## Your instructions
Take every line from the material that has the word "name" in it.

## Record list

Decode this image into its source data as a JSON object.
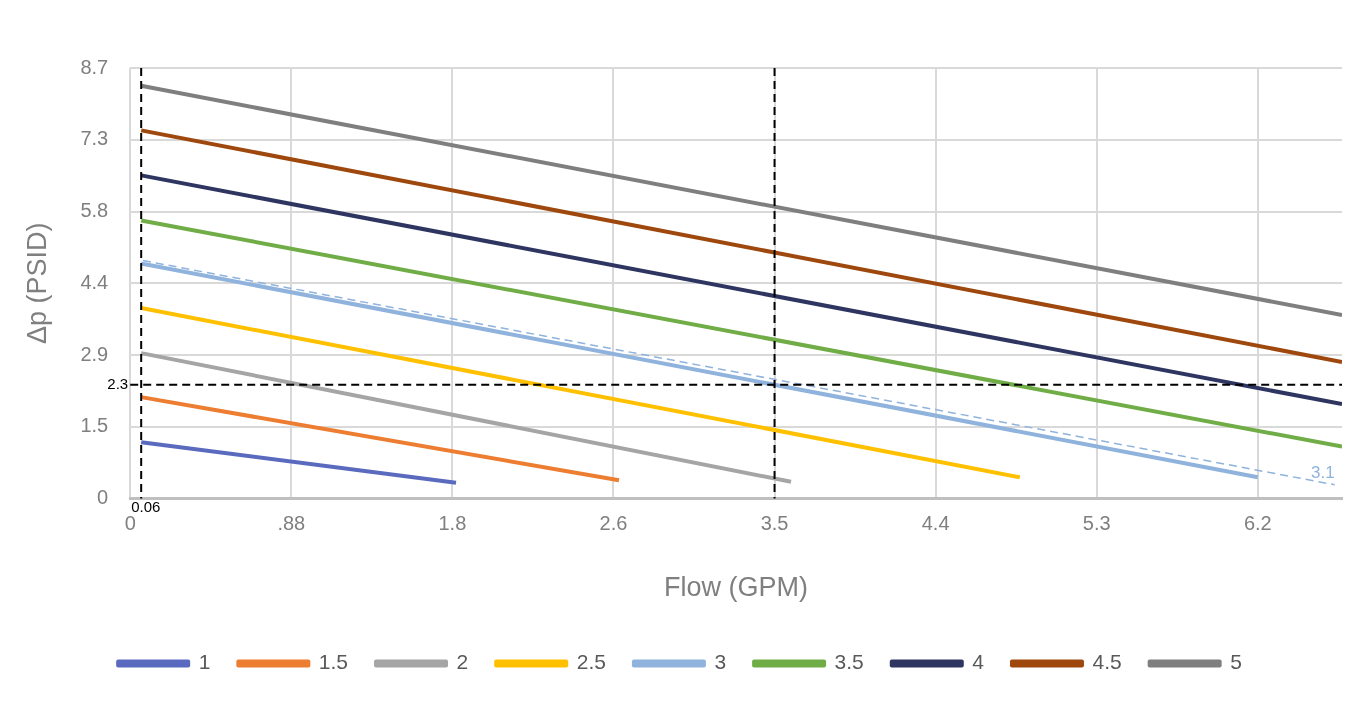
{
  "chart_data": {
    "type": "line",
    "xlabel": "Flow (GPM)",
    "ylabel": "Δp (PSID)",
    "xlim": [
      0,
      6.62
    ],
    "xticks": [
      0,
      {
        "value": 0.88,
        "label": ".88"
      },
      {
        "value": 1.76,
        "label": "1.8"
      },
      {
        "value": 2.64,
        "label": "2.6"
      },
      {
        "value": 3.52,
        "label": "3.5"
      },
      4.4,
      {
        "value": 5.28,
        "label": "5.3"
      },
      {
        "value": 6.16,
        "label": "6.2"
      }
    ],
    "ylim": [
      0,
      8.7
    ],
    "yticks": [
      0,
      {
        "value": 1.45,
        "label": "1.5"
      },
      2.9,
      {
        "value": 4.35,
        "label": "4.4"
      },
      5.8,
      {
        "value": 7.25,
        "label": "7.3"
      },
      8.7
    ],
    "grid": true,
    "legend": "bottom",
    "marker": "none",
    "line_style": "solid",
    "series": [
      {
        "name": "1",
        "color": "#5a6bbf",
        "x": [
          0.06,
          1.78
        ],
        "values": [
          1.14,
          0.32
        ]
      },
      {
        "name": "1.5",
        "color": "#ed7d31",
        "x": [
          0.06,
          2.67
        ],
        "values": [
          2.05,
          0.37
        ]
      },
      {
        "name": "2",
        "color": "#a5a5a5",
        "x": [
          0.06,
          3.61
        ],
        "values": [
          2.94,
          0.34
        ]
      },
      {
        "name": "2.5",
        "color": "#ffc000",
        "x": [
          0.06,
          4.86
        ],
        "values": [
          3.85,
          0.43
        ]
      },
      {
        "name": "3",
        "color": "#8fb3dc",
        "x": [
          0.06,
          6.16
        ],
        "values": [
          4.75,
          0.43
        ]
      },
      {
        "name": "3.5",
        "color": "#70ad47",
        "x": [
          0.06,
          6.62
        ],
        "values": [
          5.62,
          1.05
        ]
      },
      {
        "name": "4",
        "color": "#2e3560",
        "x": [
          0.06,
          6.62
        ],
        "values": [
          6.53,
          1.91
        ]
      },
      {
        "name": "4.5",
        "color": "#9e480e",
        "x": [
          0.06,
          6.62
        ],
        "values": [
          7.44,
          2.76
        ]
      },
      {
        "name": "5",
        "color": "#7f7f7f",
        "x": [
          0.06,
          6.62
        ],
        "values": [
          8.34,
          3.71
        ]
      },
      {
        "color": "#8fb3dc",
        "line_style": "dashed",
        "x": [
          0.07,
          6.58
        ],
        "values": [
          4.81,
          0.28
        ]
      }
    ],
    "ref_lines": [
      {
        "axis": "x",
        "value": 0.06,
        "label": "0.06",
        "color": "#000000",
        "line_style": "dashed"
      },
      {
        "axis": "x",
        "value": 3.52,
        "color": "#000000",
        "line_style": "dashed"
      },
      {
        "axis": "y",
        "value": 2.3,
        "label": "2.3",
        "color": "#000000",
        "line_style": "dashed"
      }
    ],
    "annotations": [
      {
        "text": "3.1",
        "x": 6.58,
        "y": 0.28
      }
    ]
  }
}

## Answer
        "name": "1",
        "name": "1.5",
        "name": "2",
        "name": "2.5",
        "name": "3",
        "name": "3.5",
        "name": "4",
        "name": "4.5",
        "name": "5",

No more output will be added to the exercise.